• Instructions for the task:
Transcribe the entries exactly; images are not part of the copy.

Extracts from a graphics dataset
++++++++++++++++++++

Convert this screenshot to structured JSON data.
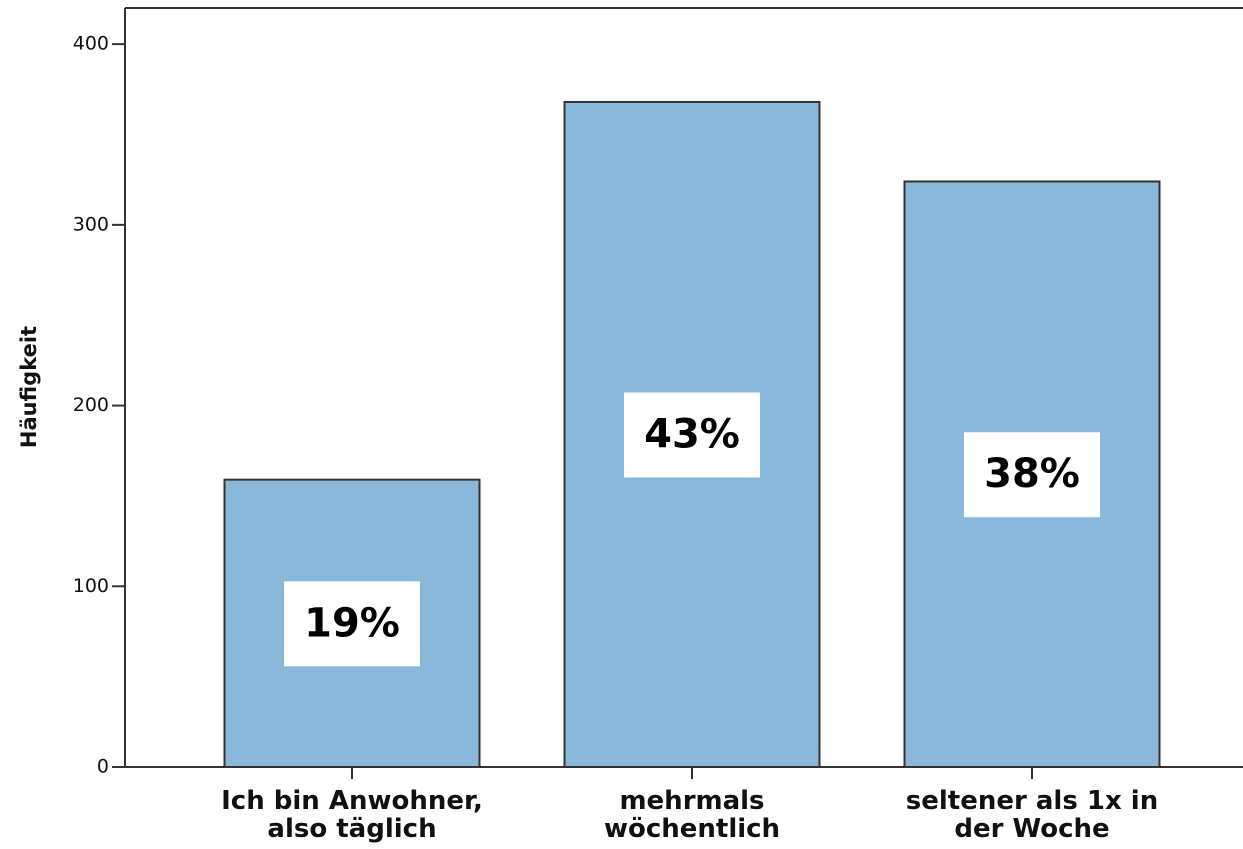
{
  "chart_data": {
    "type": "bar",
    "y_label": "Häufigkeit",
    "categories": [
      "Ich bin Anwohner,\nalso täglich",
      "mehrmals\nwöchentlich",
      "seltener als 1x in\nder Woche"
    ],
    "values": [
      159,
      368,
      324
    ],
    "percent_labels": [
      "19%",
      "43%",
      "38%"
    ],
    "color": "#8ab8da",
    "ylim": [
      0,
      420
    ],
    "yticks": [
      0,
      100,
      200,
      300,
      400
    ],
    "grid": false
  }
}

++++++++++++++++++++

• Reply to the exercise:
Convert this screenshot to structured JSON data.
{
  "chart_data": {
    "type": "bar",
    "y_label": "Häufigkeit",
    "categories": [
      "Ich bin Anwohner,\nalso täglich",
      "mehrmals\nwöchentlich",
      "seltener als 1x in\nder Woche"
    ],
    "values": [
      159,
      368,
      324
    ],
    "percent_labels": [
      "19%",
      "43%",
      "38%"
    ],
    "color": "#8ab8da",
    "ylim": [
      0,
      420
    ],
    "yticks": [
      0,
      100,
      200,
      300,
      400
    ],
    "grid": false
  }
}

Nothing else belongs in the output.